Task objective: Copy the data below with every "chevron-down-icon" changed to "arrow-down-icon" and every other part left the same.

Exercise input:

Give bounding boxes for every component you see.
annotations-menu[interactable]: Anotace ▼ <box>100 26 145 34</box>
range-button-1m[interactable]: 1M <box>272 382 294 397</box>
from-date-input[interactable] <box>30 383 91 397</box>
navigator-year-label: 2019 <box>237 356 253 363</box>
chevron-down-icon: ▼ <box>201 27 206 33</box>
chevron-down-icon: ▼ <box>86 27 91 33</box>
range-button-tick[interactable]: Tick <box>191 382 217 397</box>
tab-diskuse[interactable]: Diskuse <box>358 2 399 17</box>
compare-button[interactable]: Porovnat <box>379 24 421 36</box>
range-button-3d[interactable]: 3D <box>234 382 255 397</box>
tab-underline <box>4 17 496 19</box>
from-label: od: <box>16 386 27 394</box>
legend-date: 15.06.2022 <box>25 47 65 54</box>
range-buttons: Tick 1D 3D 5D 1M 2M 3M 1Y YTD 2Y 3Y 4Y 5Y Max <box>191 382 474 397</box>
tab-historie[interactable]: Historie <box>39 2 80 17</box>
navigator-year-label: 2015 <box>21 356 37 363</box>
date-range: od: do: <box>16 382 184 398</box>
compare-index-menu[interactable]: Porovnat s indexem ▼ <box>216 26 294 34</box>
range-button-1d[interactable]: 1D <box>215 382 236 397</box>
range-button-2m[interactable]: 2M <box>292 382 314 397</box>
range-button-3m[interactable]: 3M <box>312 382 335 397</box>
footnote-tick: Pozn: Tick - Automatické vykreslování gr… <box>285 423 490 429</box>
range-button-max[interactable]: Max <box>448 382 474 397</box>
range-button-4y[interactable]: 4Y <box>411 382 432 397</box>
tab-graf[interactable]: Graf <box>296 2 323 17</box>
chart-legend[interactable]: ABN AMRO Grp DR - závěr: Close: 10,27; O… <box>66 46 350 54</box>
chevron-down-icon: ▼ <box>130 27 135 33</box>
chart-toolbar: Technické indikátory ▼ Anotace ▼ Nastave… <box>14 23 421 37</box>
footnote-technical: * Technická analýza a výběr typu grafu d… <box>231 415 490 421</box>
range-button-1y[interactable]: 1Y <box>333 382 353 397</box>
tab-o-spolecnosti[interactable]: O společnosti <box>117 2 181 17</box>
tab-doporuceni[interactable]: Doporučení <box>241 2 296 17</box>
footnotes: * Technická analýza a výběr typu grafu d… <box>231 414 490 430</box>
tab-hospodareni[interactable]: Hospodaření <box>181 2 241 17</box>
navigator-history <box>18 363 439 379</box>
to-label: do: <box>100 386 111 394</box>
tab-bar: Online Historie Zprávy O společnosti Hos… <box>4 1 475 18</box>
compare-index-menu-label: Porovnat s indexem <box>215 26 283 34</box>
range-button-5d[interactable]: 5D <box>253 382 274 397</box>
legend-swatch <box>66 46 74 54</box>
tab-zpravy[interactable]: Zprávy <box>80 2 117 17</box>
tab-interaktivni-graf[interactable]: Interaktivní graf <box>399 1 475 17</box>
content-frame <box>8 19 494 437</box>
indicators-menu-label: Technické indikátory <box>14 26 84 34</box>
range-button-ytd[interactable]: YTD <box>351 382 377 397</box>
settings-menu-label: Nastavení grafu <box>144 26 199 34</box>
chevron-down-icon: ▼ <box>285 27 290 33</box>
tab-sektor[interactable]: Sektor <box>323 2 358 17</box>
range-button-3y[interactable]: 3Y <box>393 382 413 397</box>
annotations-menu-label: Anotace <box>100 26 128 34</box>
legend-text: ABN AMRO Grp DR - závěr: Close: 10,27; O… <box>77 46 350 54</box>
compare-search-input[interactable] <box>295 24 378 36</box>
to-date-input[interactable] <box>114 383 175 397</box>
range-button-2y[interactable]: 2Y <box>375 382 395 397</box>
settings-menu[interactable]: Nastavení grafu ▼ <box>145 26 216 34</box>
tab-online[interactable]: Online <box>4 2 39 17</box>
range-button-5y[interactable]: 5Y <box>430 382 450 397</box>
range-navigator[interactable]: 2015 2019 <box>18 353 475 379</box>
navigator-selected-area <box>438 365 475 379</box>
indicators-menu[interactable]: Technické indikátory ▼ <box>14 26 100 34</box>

Task solution:
Give bounding boxes for every component you see.
annotations-menu[interactable]: Anotace ▼ <box>100 26 145 34</box>
range-button-1m[interactable]: 1M <box>272 382 294 397</box>
from-date-input[interactable] <box>30 383 91 397</box>
navigator-year-label: 2019 <box>237 356 253 363</box>
arrow-down-icon: ▼ <box>201 27 206 33</box>
arrow-down-icon: ▼ <box>86 27 91 33</box>
range-button-tick[interactable]: Tick <box>191 382 217 397</box>
tab-diskuse[interactable]: Diskuse <box>358 2 399 17</box>
compare-button[interactable]: Porovnat <box>379 24 421 36</box>
range-button-3d[interactable]: 3D <box>234 382 255 397</box>
tab-underline <box>4 17 496 19</box>
from-label: od: <box>16 386 27 394</box>
legend-date: 15.06.2022 <box>25 47 65 54</box>
range-buttons: Tick 1D 3D 5D 1M 2M 3M 1Y YTD 2Y 3Y 4Y 5Y Max <box>191 382 474 397</box>
tab-historie[interactable]: Historie <box>39 2 80 17</box>
navigator-year-label: 2015 <box>21 356 37 363</box>
date-range: od: do: <box>16 382 184 398</box>
compare-index-menu[interactable]: Porovnat s indexem ▼ <box>216 26 294 34</box>
range-button-1d[interactable]: 1D <box>215 382 236 397</box>
range-button-2m[interactable]: 2M <box>292 382 314 397</box>
range-button-3m[interactable]: 3M <box>312 382 335 397</box>
footnote-tick: Pozn: Tick - Automatické vykreslování gr… <box>285 423 490 429</box>
range-button-max[interactable]: Max <box>448 382 474 397</box>
range-button-4y[interactable]: 4Y <box>411 382 432 397</box>
tab-graf[interactable]: Graf <box>296 2 323 17</box>
chart-legend[interactable]: ABN AMRO Grp DR - závěr: Close: 10,27; O… <box>66 46 350 54</box>
arrow-down-icon: ▼ <box>130 27 135 33</box>
chart-toolbar: Technické indikátory ▼ Anotace ▼ Nastave… <box>14 23 421 37</box>
footnote-technical: * Technická analýza a výběr typu grafu d… <box>231 415 490 421</box>
range-button-1y[interactable]: 1Y <box>333 382 353 397</box>
tab-o-spolecnosti[interactable]: O společnosti <box>117 2 181 17</box>
tab-doporuceni[interactable]: Doporučení <box>241 2 296 17</box>
footnotes: * Technická analýza a výběr typu grafu d… <box>231 414 490 430</box>
tab-hospodareni[interactable]: Hospodaření <box>181 2 241 17</box>
navigator-history <box>18 363 439 379</box>
to-label: do: <box>100 386 111 394</box>
tab-bar: Online Historie Zprávy O společnosti Hos… <box>4 1 475 18</box>
compare-index-menu-label: Porovnat s indexem <box>215 26 283 34</box>
range-button-5d[interactable]: 5D <box>253 382 274 397</box>
legend-swatch <box>66 46 74 54</box>
tab-zpravy[interactable]: Zprávy <box>80 2 117 17</box>
tab-interaktivni-graf[interactable]: Interaktivní graf <box>399 1 475 17</box>
content-frame <box>8 19 494 437</box>
indicators-menu-label: Technické indikátory <box>14 26 84 34</box>
range-button-ytd[interactable]: YTD <box>351 382 377 397</box>
settings-menu-label: Nastavení grafu <box>144 26 199 34</box>
arrow-down-icon: ▼ <box>285 27 290 33</box>
tab-sektor[interactable]: Sektor <box>323 2 358 17</box>
range-button-3y[interactable]: 3Y <box>393 382 413 397</box>
annotations-menu-label: Anotace <box>100 26 128 34</box>
legend-text: ABN AMRO Grp DR - závěr: Close: 10,27; O… <box>77 46 350 54</box>
compare-search-input[interactable] <box>295 24 378 36</box>
to-date-input[interactable] <box>114 383 175 397</box>
range-button-2y[interactable]: 2Y <box>375 382 395 397</box>
settings-menu[interactable]: Nastavení grafu ▼ <box>145 26 216 34</box>
tab-online[interactable]: Online <box>4 2 39 17</box>
range-button-5y[interactable]: 5Y <box>430 382 450 397</box>
range-navigator[interactable]: 2015 2019 <box>18 353 475 379</box>
navigator-selected-area <box>438 365 475 379</box>
indicators-menu[interactable]: Technické indikátory ▼ <box>14 26 100 34</box>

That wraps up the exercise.